*Set exercise*.
From the listing below, extract every line containing "this".

*Given records*.
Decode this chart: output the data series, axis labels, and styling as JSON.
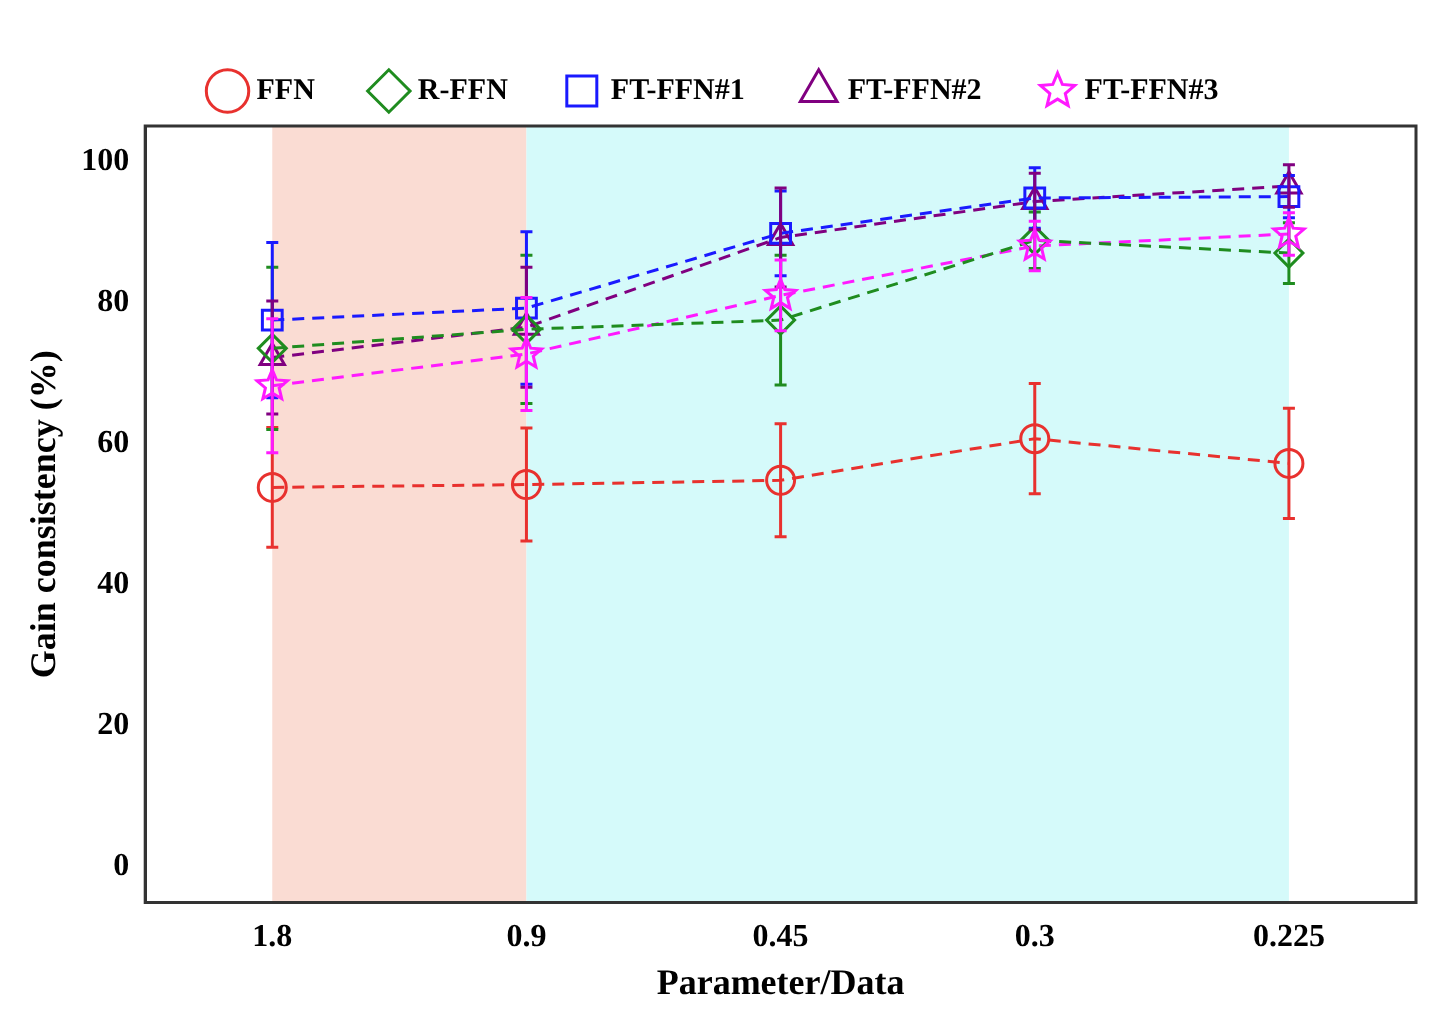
{
  "chart_data": {
    "type": "line",
    "xlabel": "Parameter/Data",
    "ylabel": "Gain consistency (%)",
    "categories": [
      "1.8",
      "0.9",
      "0.45",
      "0.3",
      "0.225"
    ],
    "ylim": [
      -5,
      105
    ],
    "yticks": [
      0,
      20,
      40,
      60,
      80,
      100
    ],
    "grid": false,
    "legend": "top",
    "line_style": "dashed",
    "bands": [
      {
        "axis": "x",
        "from": "1.8",
        "to": "0.9",
        "color": "#fadcd3"
      },
      {
        "axis": "x",
        "from": "0.9",
        "to": "0.225",
        "color": "#d5fafa"
      }
    ],
    "series": [
      {
        "name": "FFN",
        "color": "#e8312e",
        "marker": "circle",
        "values": [
          53.8,
          54.2,
          54.8,
          60.7,
          57.2
        ],
        "errors": [
          8.5,
          8,
          8,
          7.8,
          7.8
        ]
      },
      {
        "name": "R-FFN",
        "color": "#1f8c1f",
        "marker": "diamond",
        "values": [
          73.5,
          76.2,
          77.5,
          88.8,
          87
        ],
        "errors": [
          11.5,
          10.5,
          9.2,
          4,
          4.3
        ]
      },
      {
        "name": "FT-FFN#1",
        "color": "#1a1aff",
        "marker": "square",
        "values": [
          77.5,
          79.2,
          89.8,
          94.8,
          95
        ],
        "errors": [
          11,
          10.8,
          6,
          4.3,
          3
        ]
      },
      {
        "name": "FT-FFN#2",
        "color": "#800080",
        "marker": "triangle",
        "values": [
          72.2,
          76.5,
          89.2,
          94.3,
          96.5
        ],
        "errors": [
          8,
          8.5,
          7,
          4,
          3
        ]
      },
      {
        "name": "FT-FFN#3",
        "color": "#ff1aff",
        "marker": "star",
        "values": [
          68.2,
          72.7,
          81,
          88,
          89.7
        ],
        "errors": [
          9.5,
          8,
          5,
          3.5,
          3
        ]
      }
    ]
  }
}
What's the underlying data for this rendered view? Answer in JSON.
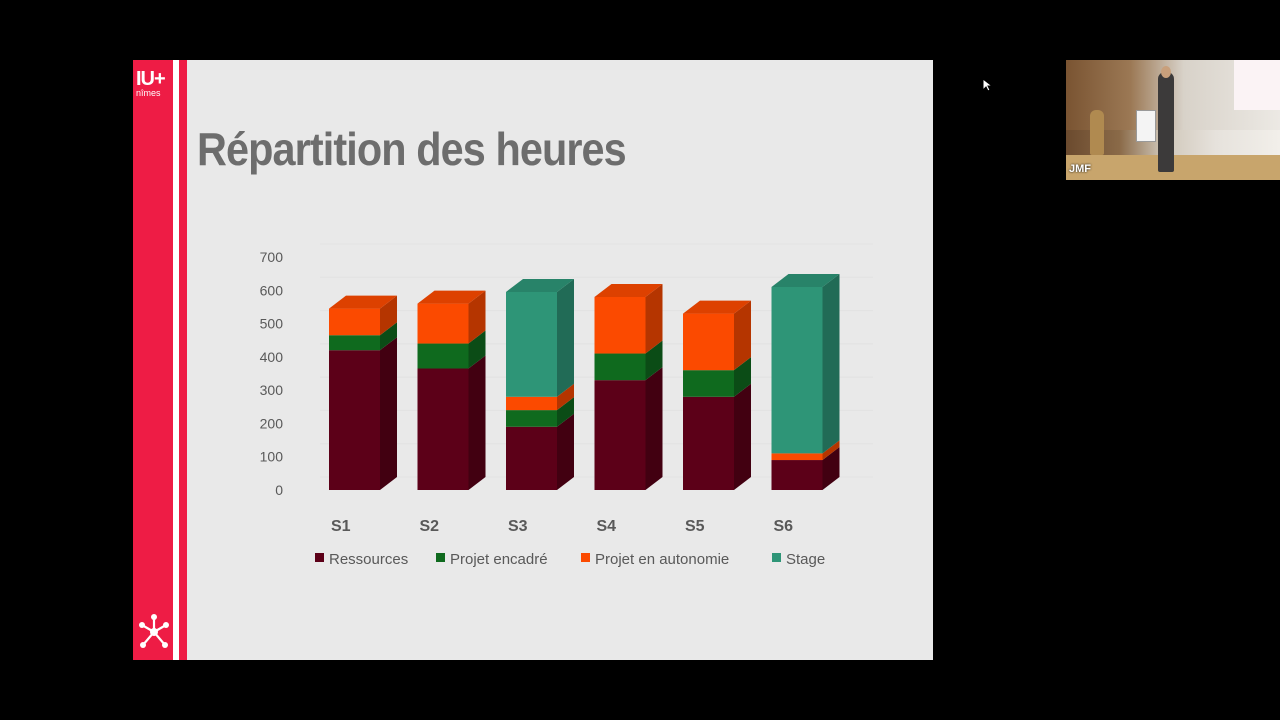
{
  "slide": {
    "title": "Répartition des heures",
    "logo_main": "IU+",
    "logo_sub": "nîmes"
  },
  "webcam": {
    "participant_label": "JMF"
  },
  "colors": {
    "accent": "#ee1c45",
    "ressources": "#5c0018",
    "projet_encadre": "#0f6a1e",
    "projet_autonomie": "#fb4a00",
    "stage": "#2e9577"
  },
  "chart_data": {
    "type": "bar",
    "stacked": true,
    "three_d": true,
    "categories": [
      "S1",
      "S2",
      "S3",
      "S4",
      "S5",
      "S6"
    ],
    "ylim": [
      0,
      700
    ],
    "yticks": [
      "0",
      "100",
      "200",
      "300",
      "400",
      "500",
      "600",
      "700"
    ],
    "legend_position": "bottom",
    "series": [
      {
        "name": "Ressources",
        "color": "#5c0018",
        "values": [
          420,
          365,
          190,
          330,
          280,
          90
        ]
      },
      {
        "name": "Projet encadré",
        "color": "#0f6a1e",
        "values": [
          45,
          75,
          50,
          80,
          80,
          0
        ]
      },
      {
        "name": "Projet en autonomie",
        "color": "#fb4a00",
        "values": [
          80,
          120,
          40,
          170,
          170,
          20
        ]
      },
      {
        "name": "Stage",
        "color": "#2e9577",
        "values": [
          0,
          0,
          315,
          0,
          0,
          500
        ]
      }
    ]
  }
}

*Written answer*.
Decode this chart: output the data series, axis labels, and styling as JSON.
What's the underlying data for this rendered view? Answer in JSON.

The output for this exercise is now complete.